**Region boundary data:**
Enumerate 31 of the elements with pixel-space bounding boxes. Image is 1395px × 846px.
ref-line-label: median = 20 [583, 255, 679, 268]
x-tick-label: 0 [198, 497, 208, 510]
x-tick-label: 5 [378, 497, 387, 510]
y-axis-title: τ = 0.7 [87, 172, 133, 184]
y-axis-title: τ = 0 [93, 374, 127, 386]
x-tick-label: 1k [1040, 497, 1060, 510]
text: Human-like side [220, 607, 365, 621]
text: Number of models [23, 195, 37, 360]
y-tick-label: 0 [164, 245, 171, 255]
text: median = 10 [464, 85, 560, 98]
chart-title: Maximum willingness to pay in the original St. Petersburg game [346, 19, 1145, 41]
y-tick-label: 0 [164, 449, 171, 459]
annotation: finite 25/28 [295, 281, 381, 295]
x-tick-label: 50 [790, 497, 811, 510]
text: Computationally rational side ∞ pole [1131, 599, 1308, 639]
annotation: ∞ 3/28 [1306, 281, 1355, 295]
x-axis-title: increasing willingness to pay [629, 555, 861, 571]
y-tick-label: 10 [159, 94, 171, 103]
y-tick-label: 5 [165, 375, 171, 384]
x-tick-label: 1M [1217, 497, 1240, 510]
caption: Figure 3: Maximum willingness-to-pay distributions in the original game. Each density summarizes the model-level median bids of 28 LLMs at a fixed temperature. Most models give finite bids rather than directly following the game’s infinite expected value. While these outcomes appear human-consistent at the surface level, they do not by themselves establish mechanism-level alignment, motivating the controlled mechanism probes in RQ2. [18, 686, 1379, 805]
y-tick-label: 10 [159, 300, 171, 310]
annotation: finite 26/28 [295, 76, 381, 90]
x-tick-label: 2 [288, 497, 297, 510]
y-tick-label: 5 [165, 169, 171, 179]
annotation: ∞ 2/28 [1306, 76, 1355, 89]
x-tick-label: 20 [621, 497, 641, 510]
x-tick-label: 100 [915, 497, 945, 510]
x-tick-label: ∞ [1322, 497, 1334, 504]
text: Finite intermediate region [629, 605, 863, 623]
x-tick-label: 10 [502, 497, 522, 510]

**EXERCISE:**
Select every line in the data above that contains the word "willingness". The match is case-sensitive.

**EXERCISE RESULT:**
chart-title: Maximum willingness to pay in the original St. Petersburg game [346, 19, 1145, 41]
x-axis-title: increasing willingness to pay [629, 555, 861, 571]
caption: Figure 3: Maximum willingness-to-pay distributions in the original game. Each density summarizes the model-level median bids of 28 LLMs at a fixed temperature. Most models give finite bids rather than directly following the game’s infinite expected value. While these outcomes appear human-consistent at the surface level, they do not by themselves establish mechanism-level alignment, motivating the controlled mechanism probes in RQ2. [18, 686, 1379, 805]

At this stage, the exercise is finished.